Written instruction.
Extract every line of the material that holds the string "grid".

Data in this exercise.
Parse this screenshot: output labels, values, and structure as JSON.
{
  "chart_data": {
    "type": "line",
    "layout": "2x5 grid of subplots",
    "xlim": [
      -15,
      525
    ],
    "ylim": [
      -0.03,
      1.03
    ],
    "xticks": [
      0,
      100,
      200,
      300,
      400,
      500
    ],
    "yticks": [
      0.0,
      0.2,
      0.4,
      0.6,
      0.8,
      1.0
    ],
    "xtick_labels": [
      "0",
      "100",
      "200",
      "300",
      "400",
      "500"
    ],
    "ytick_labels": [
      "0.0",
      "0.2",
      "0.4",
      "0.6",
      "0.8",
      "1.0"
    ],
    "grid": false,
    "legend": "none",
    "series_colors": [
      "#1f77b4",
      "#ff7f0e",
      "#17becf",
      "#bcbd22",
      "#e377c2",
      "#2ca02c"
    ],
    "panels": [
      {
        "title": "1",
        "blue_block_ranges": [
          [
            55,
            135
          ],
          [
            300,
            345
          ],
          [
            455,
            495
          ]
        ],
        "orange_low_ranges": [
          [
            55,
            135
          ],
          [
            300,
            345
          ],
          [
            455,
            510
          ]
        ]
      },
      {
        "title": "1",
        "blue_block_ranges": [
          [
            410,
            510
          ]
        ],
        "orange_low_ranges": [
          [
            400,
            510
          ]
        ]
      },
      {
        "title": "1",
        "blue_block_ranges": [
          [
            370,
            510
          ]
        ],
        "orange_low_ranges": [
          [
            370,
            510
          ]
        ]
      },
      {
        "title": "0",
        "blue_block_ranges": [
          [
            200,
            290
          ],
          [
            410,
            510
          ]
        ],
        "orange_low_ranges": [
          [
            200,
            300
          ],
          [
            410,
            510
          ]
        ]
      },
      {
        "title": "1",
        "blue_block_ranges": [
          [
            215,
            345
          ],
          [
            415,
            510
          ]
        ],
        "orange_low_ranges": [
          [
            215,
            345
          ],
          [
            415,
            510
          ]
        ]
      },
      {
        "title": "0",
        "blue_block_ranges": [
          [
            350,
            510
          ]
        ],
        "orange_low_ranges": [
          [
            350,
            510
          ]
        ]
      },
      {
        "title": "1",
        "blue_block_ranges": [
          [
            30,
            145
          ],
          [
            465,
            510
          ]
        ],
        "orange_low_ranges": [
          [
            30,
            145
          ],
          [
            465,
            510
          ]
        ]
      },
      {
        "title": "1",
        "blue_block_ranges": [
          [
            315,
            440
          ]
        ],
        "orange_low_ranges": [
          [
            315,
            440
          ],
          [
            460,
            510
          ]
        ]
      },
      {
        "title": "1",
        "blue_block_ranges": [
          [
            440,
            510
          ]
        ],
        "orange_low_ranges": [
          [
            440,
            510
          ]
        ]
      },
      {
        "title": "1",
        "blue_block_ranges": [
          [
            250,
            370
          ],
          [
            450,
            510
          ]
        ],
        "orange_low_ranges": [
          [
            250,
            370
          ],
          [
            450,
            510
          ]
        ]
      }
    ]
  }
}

Right answer.
    "layout": "2x5 grid of subplots",
    "grid": false,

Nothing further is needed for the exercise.